◆ **Goal**
Omit the images. Copy each entry word for word.

Stored data:
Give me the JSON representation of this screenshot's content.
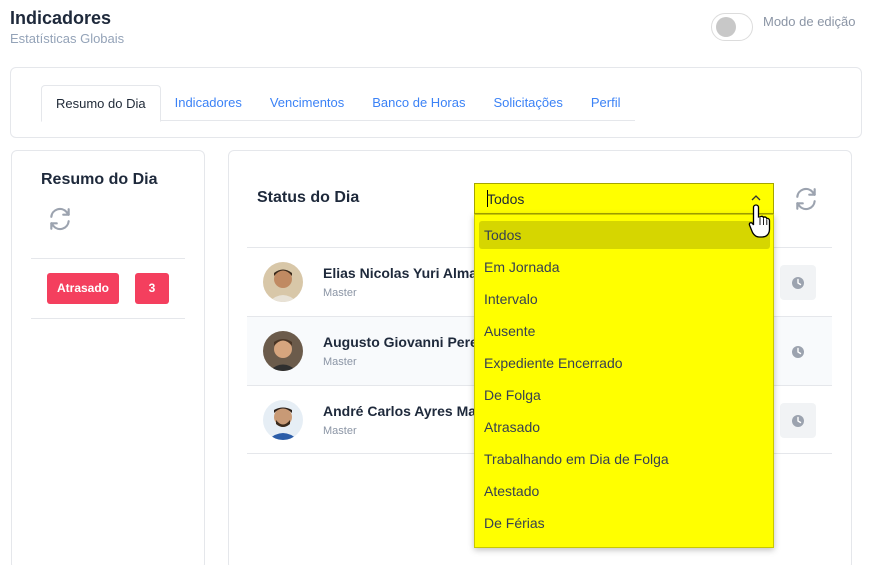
{
  "header": {
    "title": "Indicadores",
    "subtitle": "Estatísticas Globais",
    "edit_mode_label": "Modo de edição"
  },
  "tabs": [
    {
      "label": "Resumo do Dia",
      "active": true
    },
    {
      "label": "Indicadores"
    },
    {
      "label": "Vencimentos"
    },
    {
      "label": "Banco de Horas"
    },
    {
      "label": "Solicitações"
    },
    {
      "label": "Perfil"
    }
  ],
  "summary": {
    "title": "Resumo do Dia",
    "status_label": "Atrasado",
    "status_count": "3",
    "icon": "refresh-icon"
  },
  "status_panel": {
    "title": "Status do Dia",
    "filter": {
      "selected": "Todos",
      "options": [
        "Todos",
        "Em Jornada",
        "Intervalo",
        "Ausente",
        "Expediente Encerrado",
        "De Folga",
        "Atrasado",
        "Trabalhando em Dia de Folga",
        "Atestado",
        "De Férias"
      ]
    },
    "employees": [
      {
        "name": "Elias Nicolas Yuri Alma",
        "role": "Master"
      },
      {
        "name": "Augusto Giovanni Pere",
        "role": "Master"
      },
      {
        "name": "André Carlos Ayres Ma",
        "role": "Master"
      }
    ]
  },
  "colors": {
    "accent": "#3b82f6",
    "badge": "#f43f5e",
    "dropdown_bg": "#ffff00",
    "dropdown_selected": "#d6d600"
  }
}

◆ **Response to this task**
Give me the JSON representation of this screenshot's content.
{
  "header": {
    "title": "Indicadores",
    "subtitle": "Estatísticas Globais",
    "edit_mode_label": "Modo de edição"
  },
  "tabs": [
    {
      "label": "Resumo do Dia",
      "active": true
    },
    {
      "label": "Indicadores"
    },
    {
      "label": "Vencimentos"
    },
    {
      "label": "Banco de Horas"
    },
    {
      "label": "Solicitações"
    },
    {
      "label": "Perfil"
    }
  ],
  "summary": {
    "title": "Resumo do Dia",
    "status_label": "Atrasado",
    "status_count": "3",
    "icon": "refresh-icon"
  },
  "status_panel": {
    "title": "Status do Dia",
    "filter": {
      "selected": "Todos",
      "options": [
        "Todos",
        "Em Jornada",
        "Intervalo",
        "Ausente",
        "Expediente Encerrado",
        "De Folga",
        "Atrasado",
        "Trabalhando em Dia de Folga",
        "Atestado",
        "De Férias"
      ]
    },
    "employees": [
      {
        "name": "Elias Nicolas Yuri Alma",
        "role": "Master"
      },
      {
        "name": "Augusto Giovanni Pere",
        "role": "Master"
      },
      {
        "name": "André Carlos Ayres Ma",
        "role": "Master"
      }
    ]
  },
  "colors": {
    "accent": "#3b82f6",
    "badge": "#f43f5e",
    "dropdown_bg": "#ffff00",
    "dropdown_selected": "#d6d600"
  }
}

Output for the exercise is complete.